### Aim of the exercise:
From the listing that follows, extract every line and set it down unaltered.
begin Recorded information
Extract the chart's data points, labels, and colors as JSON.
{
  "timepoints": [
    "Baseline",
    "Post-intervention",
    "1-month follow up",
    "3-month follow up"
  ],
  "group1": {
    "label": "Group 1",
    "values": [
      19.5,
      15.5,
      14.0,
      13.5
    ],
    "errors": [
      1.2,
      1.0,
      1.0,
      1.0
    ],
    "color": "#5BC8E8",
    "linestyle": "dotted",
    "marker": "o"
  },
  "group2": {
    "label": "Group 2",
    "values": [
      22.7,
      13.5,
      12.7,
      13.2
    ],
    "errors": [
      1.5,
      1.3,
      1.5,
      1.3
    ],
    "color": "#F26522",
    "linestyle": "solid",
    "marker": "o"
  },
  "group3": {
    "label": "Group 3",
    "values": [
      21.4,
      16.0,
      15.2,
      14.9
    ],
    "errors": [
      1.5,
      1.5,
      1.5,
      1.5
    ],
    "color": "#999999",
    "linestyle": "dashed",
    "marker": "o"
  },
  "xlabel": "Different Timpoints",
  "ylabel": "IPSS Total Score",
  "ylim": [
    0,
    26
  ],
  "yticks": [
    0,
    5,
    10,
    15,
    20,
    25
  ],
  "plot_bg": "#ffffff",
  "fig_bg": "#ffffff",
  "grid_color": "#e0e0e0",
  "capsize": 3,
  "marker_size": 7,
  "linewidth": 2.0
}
end Recorded information
### Solution to this task:
Extract the chart's data points, labels, and colors as JSON.
{
  "timepoints": [
    "Baseline",
    "Post-intervention",
    "1-month follow up",
    "3-month follow up"
  ],
  "group1": {
    "label": "Group 1",
    "values": [
      19.5,
      15.5,
      14.0,
      13.5
    ],
    "errors": [
      1.2,
      1.0,
      1.0,
      1.0
    ],
    "color": "#5BC8E8",
    "linestyle": "dotted",
    "marker": "o"
  },
  "group2": {
    "label": "Group 2",
    "values": [
      22.7,
      13.5,
      12.7,
      13.2
    ],
    "errors": [
      1.5,
      1.3,
      1.5,
      1.3
    ],
    "color": "#F26522",
    "linestyle": "solid",
    "marker": "o"
  },
  "group3": {
    "label": "Group 3",
    "values": [
      21.4,
      16.0,
      15.2,
      14.9
    ],
    "errors": [
      1.5,
      1.5,
      1.5,
      1.5
    ],
    "color": "#999999",
    "linestyle": "dashed",
    "marker": "o"
  },
  "xlabel": "Different Timpoints",
  "ylabel": "IPSS Total Score",
  "ylim": [
    0,
    26
  ],
  "yticks": [
    0,
    5,
    10,
    15,
    20,
    25
  ],
  "plot_bg": "#ffffff",
  "fig_bg": "#ffffff",
  "grid_color": "#e0e0e0",
  "capsize": 3,
  "marker_size": 7,
  "linewidth": 2.0
}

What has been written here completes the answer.